**WRITTEN INSTRUCTION:** Single out each line with the word "subtitle" and copy it.

[Dataset items]
◇ ◇ ◇ ◇ ◇

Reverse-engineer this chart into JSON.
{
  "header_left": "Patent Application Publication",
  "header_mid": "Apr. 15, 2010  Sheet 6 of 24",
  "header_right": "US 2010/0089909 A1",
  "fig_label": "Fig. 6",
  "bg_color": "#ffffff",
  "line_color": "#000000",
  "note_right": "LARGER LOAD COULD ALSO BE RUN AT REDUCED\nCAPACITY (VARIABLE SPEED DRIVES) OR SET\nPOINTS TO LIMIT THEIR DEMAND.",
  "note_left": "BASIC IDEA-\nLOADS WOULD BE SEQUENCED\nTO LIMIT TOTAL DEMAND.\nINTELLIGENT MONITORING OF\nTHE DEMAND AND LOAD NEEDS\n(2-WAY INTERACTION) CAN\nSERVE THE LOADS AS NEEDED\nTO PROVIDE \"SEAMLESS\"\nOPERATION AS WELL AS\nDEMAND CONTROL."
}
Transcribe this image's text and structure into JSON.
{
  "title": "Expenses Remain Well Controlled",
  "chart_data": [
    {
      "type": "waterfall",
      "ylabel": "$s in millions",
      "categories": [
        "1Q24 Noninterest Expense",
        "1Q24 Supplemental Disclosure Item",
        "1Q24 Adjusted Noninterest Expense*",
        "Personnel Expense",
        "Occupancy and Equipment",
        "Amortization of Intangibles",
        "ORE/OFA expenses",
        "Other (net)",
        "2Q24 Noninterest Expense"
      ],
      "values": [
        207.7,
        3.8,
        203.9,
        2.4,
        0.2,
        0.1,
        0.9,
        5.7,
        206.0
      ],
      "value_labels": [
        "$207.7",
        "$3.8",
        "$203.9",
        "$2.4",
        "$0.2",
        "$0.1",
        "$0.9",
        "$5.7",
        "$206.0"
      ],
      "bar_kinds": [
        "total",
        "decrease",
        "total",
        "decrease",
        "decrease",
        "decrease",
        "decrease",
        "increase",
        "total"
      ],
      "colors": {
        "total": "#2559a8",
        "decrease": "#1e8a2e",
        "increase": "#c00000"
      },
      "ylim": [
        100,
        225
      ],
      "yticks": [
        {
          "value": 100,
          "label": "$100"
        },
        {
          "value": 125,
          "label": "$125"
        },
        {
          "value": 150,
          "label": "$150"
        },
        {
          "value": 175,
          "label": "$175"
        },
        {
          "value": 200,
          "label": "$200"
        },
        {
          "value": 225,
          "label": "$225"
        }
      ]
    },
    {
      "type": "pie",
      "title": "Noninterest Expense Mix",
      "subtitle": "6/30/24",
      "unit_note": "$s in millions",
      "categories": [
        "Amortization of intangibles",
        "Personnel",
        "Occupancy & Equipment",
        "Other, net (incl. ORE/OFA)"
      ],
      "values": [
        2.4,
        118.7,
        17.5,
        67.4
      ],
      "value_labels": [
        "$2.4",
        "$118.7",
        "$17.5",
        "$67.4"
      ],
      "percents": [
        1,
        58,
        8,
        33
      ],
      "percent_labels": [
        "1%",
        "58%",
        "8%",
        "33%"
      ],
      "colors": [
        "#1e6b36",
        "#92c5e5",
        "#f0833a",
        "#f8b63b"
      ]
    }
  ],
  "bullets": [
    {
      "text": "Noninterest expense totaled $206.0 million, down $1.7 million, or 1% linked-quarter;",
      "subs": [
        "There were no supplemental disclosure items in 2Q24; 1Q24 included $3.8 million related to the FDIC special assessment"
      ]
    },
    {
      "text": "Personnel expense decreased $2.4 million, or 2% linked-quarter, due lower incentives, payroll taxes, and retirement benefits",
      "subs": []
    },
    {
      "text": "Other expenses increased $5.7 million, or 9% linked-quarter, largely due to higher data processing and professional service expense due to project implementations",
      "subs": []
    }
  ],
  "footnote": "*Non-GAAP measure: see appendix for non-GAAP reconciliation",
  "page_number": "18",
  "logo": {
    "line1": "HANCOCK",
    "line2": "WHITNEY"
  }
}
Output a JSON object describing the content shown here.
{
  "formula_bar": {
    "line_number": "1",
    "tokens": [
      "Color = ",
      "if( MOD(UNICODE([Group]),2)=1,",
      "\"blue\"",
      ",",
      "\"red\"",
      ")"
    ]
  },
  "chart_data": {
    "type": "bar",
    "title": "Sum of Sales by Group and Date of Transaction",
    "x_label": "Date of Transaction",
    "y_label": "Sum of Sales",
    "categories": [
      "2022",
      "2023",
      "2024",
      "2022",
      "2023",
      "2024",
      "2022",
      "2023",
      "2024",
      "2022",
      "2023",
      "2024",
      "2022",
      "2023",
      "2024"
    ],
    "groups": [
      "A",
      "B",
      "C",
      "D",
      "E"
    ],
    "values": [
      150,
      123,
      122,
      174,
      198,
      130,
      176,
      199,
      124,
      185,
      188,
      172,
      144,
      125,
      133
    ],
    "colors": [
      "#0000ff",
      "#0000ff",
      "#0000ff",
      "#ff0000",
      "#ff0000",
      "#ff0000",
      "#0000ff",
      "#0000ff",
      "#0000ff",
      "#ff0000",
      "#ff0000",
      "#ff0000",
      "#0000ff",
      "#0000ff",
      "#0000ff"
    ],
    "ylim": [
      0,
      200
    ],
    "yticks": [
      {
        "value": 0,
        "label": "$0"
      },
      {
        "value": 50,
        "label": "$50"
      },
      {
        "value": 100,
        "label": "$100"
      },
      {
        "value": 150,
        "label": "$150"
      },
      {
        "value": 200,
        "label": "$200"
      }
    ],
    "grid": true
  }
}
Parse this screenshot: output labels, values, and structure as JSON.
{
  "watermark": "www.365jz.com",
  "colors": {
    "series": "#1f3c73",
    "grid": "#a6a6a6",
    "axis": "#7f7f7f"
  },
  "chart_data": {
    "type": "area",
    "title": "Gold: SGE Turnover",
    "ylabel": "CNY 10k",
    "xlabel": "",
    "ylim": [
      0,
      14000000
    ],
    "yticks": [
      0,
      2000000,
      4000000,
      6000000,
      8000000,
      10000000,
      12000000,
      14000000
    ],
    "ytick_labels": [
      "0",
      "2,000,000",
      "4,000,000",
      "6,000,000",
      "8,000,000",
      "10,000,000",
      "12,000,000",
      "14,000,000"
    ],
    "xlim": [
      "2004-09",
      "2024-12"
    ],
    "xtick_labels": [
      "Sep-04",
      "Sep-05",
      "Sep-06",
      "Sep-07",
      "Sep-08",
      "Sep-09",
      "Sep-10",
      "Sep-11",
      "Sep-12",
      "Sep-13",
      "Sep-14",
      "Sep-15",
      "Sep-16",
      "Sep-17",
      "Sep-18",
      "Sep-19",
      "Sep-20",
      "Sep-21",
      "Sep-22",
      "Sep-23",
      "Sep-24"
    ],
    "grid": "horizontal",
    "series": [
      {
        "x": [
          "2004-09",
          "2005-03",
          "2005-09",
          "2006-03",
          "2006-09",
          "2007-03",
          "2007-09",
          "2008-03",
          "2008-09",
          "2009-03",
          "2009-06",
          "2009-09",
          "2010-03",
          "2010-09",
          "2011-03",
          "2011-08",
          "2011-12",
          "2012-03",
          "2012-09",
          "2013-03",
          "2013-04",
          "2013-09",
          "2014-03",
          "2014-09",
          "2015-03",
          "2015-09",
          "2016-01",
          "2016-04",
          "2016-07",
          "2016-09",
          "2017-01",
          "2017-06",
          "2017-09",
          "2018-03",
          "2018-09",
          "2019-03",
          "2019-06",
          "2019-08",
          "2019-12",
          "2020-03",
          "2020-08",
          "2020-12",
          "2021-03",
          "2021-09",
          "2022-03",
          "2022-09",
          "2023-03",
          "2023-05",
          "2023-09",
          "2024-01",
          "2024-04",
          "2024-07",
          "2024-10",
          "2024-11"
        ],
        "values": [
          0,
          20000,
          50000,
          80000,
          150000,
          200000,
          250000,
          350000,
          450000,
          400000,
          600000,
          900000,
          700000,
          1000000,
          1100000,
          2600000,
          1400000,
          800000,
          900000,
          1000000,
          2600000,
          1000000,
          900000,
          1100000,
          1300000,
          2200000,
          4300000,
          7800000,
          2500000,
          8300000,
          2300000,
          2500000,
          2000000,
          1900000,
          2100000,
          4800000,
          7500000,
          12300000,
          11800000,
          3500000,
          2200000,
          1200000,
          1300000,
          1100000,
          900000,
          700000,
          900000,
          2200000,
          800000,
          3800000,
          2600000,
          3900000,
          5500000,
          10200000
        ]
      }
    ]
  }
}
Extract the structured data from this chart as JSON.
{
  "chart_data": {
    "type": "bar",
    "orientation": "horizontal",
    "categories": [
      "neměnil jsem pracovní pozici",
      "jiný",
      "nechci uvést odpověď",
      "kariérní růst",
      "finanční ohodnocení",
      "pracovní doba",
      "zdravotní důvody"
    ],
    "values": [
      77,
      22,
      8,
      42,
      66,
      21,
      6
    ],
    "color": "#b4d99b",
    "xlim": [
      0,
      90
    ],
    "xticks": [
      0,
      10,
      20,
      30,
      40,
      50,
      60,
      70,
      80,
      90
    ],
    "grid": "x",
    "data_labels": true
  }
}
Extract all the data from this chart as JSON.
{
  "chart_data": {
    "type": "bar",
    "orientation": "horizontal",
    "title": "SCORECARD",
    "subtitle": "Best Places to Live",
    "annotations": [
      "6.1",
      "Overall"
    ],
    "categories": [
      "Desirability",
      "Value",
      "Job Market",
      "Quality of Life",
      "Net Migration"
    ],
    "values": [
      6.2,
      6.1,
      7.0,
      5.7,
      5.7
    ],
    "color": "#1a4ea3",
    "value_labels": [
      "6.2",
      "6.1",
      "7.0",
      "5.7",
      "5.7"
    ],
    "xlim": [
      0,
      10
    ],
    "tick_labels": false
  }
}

◇ ◇ ◇ ◇ ◇

**RESULT:**
      "subtitle": "6/30/24",
    "subtitle": "Best Places to Live",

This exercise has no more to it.